→ **YOUR GOAL**: Keep the wording of each record exactly the same when you repeat it, and leave out pictures.

(Figure record listings)
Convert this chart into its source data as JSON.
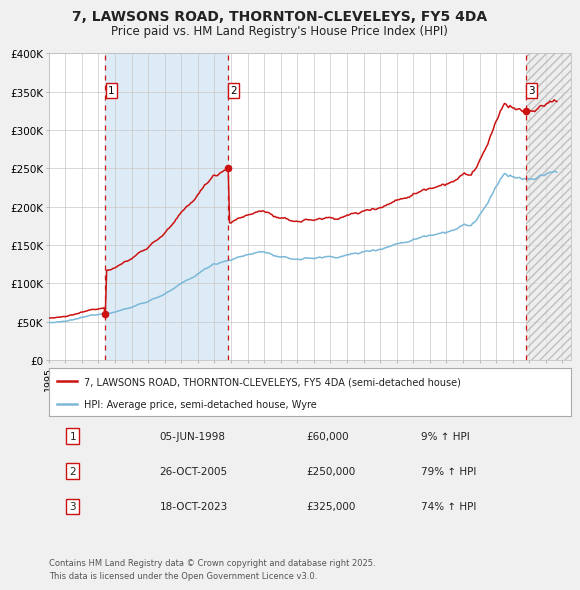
{
  "title": "7, LAWSONS ROAD, THORNTON-CLEVELEYS, FY5 4DA",
  "subtitle": "Price paid vs. HM Land Registry's House Price Index (HPI)",
  "title_fontsize": 10,
  "subtitle_fontsize": 8.5,
  "hpi_color": "#7ab8d9",
  "price_color": "#cc1111",
  "background_color": "#f0f0f0",
  "plot_bg_color": "#ffffff",
  "grid_color": "#c8c8c8",
  "shade1_color": "#d8e8f5",
  "xmin": 1995.0,
  "xmax": 2026.5,
  "ymin": 0,
  "ymax": 400000,
  "yticks": [
    0,
    50000,
    100000,
    150000,
    200000,
    250000,
    300000,
    350000,
    400000
  ],
  "ytick_labels": [
    "£0",
    "£50K",
    "£100K",
    "£150K",
    "£200K",
    "£250K",
    "£300K",
    "£350K",
    "£400K"
  ],
  "sale1_date": 1998.42,
  "sale1_price": 60000,
  "sale1_label": "1",
  "sale2_date": 2005.8,
  "sale2_price": 250000,
  "sale2_label": "2",
  "sale3_date": 2023.79,
  "sale3_price": 325000,
  "sale3_label": "3",
  "legend_line1": "7, LAWSONS ROAD, THORNTON-CLEVELEYS, FY5 4DA (semi-detached house)",
  "legend_line2": "HPI: Average price, semi-detached house, Wyre",
  "table_rows": [
    [
      "1",
      "05-JUN-1998",
      "£60,000",
      "9% ↑ HPI"
    ],
    [
      "2",
      "26-OCT-2005",
      "£250,000",
      "79% ↑ HPI"
    ],
    [
      "3",
      "18-OCT-2023",
      "£325,000",
      "74% ↑ HPI"
    ]
  ],
  "footnote": "Contains HM Land Registry data © Crown copyright and database right 2025.\nThis data is licensed under the Open Government Licence v3.0.",
  "dashed_line_color": "#cc1111"
}
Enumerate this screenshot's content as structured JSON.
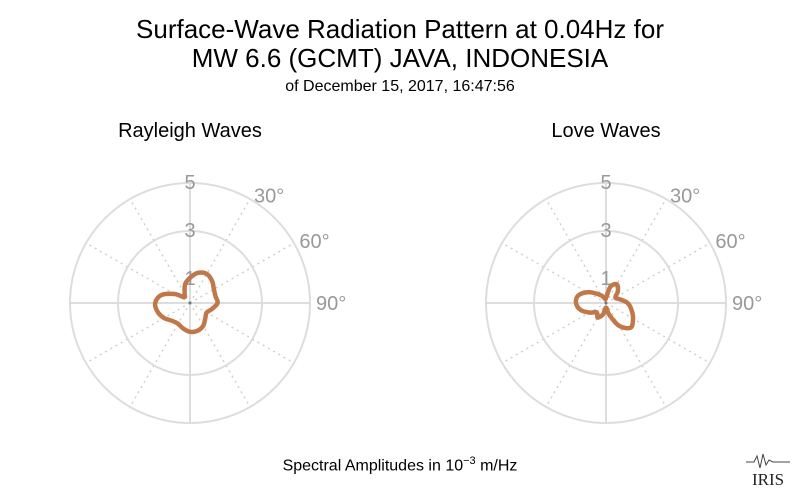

→ **THE OUTPUT**:
Convert this chart into its source data as JSON.
{
  "title": "7, LAWSONS ROAD, THORNTON-CLEVELEYS, FY5 4DA",
  "subtitle": "Price paid vs. HM Land Registry's House Price Index (HPI)",
  "title_fontsize": 10,
  "subtitle_fontsize": 8.5,
  "hpi_color": "#7ab8d9",
  "price_color": "#cc1111",
  "background_color": "#f0f0f0",
  "plot_bg_color": "#ffffff",
  "grid_color": "#c8c8c8",
  "shade1_color": "#d8e8f5",
  "xmin": 1995.0,
  "xmax": 2026.5,
  "ymin": 0,
  "ymax": 400000,
  "yticks": [
    0,
    50000,
    100000,
    150000,
    200000,
    250000,
    300000,
    350000,
    400000
  ],
  "ytick_labels": [
    "£0",
    "£50K",
    "£100K",
    "£150K",
    "£200K",
    "£250K",
    "£300K",
    "£350K",
    "£400K"
  ],
  "sale1_date": 1998.42,
  "sale1_price": 60000,
  "sale1_label": "1",
  "sale2_date": 2005.8,
  "sale2_price": 250000,
  "sale2_label": "2",
  "sale3_date": 2023.79,
  "sale3_price": 325000,
  "sale3_label": "3",
  "legend_line1": "7, LAWSONS ROAD, THORNTON-CLEVELEYS, FY5 4DA (semi-detached house)",
  "legend_line2": "HPI: Average price, semi-detached house, Wyre",
  "table_rows": [
    [
      "1",
      "05-JUN-1998",
      "£60,000",
      "9% ↑ HPI"
    ],
    [
      "2",
      "26-OCT-2005",
      "£250,000",
      "79% ↑ HPI"
    ],
    [
      "3",
      "18-OCT-2023",
      "£325,000",
      "74% ↑ HPI"
    ]
  ],
  "footnote": "Contains HM Land Registry data © Crown copyright and database right 2025.\nThis data is licensed under the Open Government Licence v3.0.",
  "dashed_line_color": "#cc1111"
}
Enumerate this screenshot's content as structured JSON.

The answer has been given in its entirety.